_Written task:_
Leaving out the pictures, please retype each record exactly.

# start of Data shown

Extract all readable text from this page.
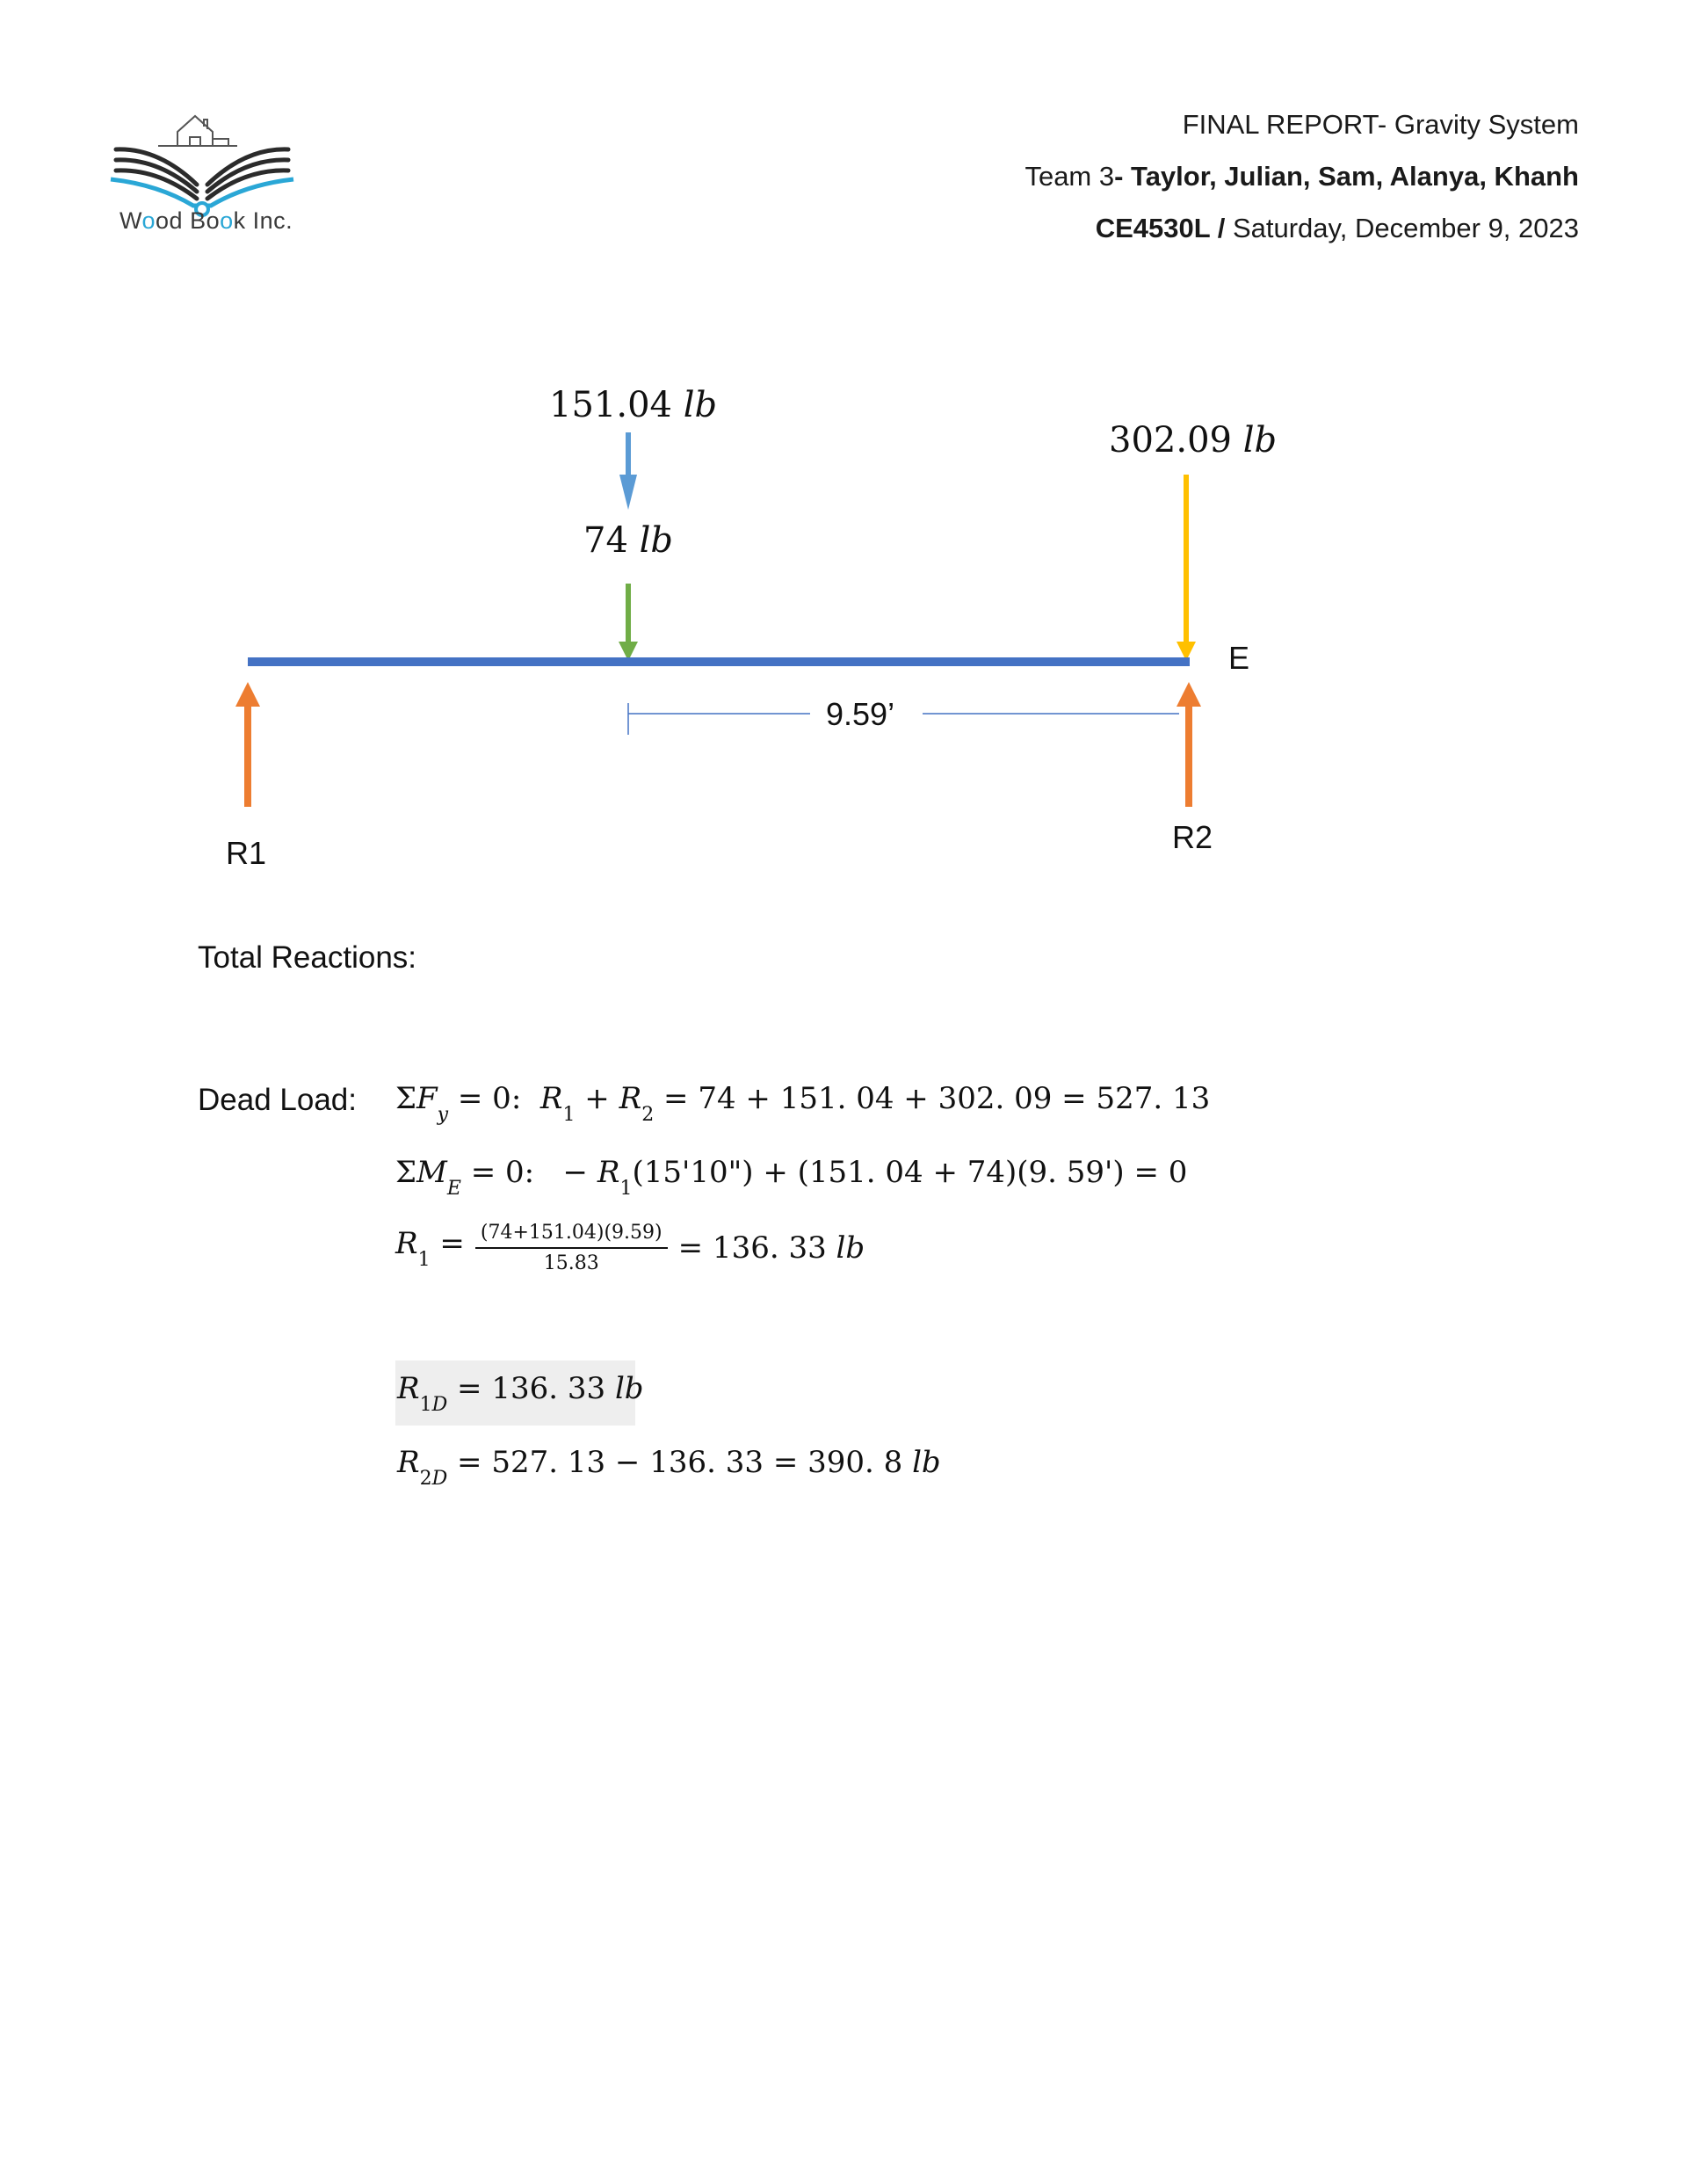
Wood Book Inc.
FINAL REPORT- Gravity System
Team 3- Taylor, Julian, Sam, Alanya, Khanh
CE4530L / Saturday, December 9, 2023
151.04 lb
74 lb
302.09 lb
E
9.59’
R1	R2
Total Reactions:
Dead Load: $\Sigma F_y = 0$:  $R_1 + R_2 = 74 + 151$. 04 + 302. 09 = 527. 13
$\Sigma M_E = 0$:   − $R_1(15'10") + (151$. 04 + 74)(9. 59') = 0
$R_1 = \frac{(74+151.04)(9.59)}{15.83} = 136$. 33
lb
$R_{1D} = 136$. 33 lb
$R_{2D} = 527$. 13 − 136. 33 = 390. 8 lb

# end of Data shown

_Expected answer:_
Extract all readable text from this page.
Wood Book Inc.
FINAL REPORT- Gravity System
Team 3- Taylor, Julian, Sam, Alanya, Khanh
CE4530L / Saturday, December 9, 2023
151.04 lb
74 lb
302.09 lb
E
9.59’
R1	R2
Total Reactions:
Dead Load: $\Sigma F_y = 0$:  $R_1 + R_2 = 74 + 151$. 04 + 302. 09 = 527. 13
$\Sigma M_E = 0$:   − $R_1(15'10") + (151$. 04 + 74)(9. 59') = 0
$R_1 = \frac{(74+151.04)(9.59)}{15.83} = 136$. 33
lb
$R_{1D} = 136$. 33 lb
$R_{2D} = 527$. 13 − 136. 33 = 390. 8 lb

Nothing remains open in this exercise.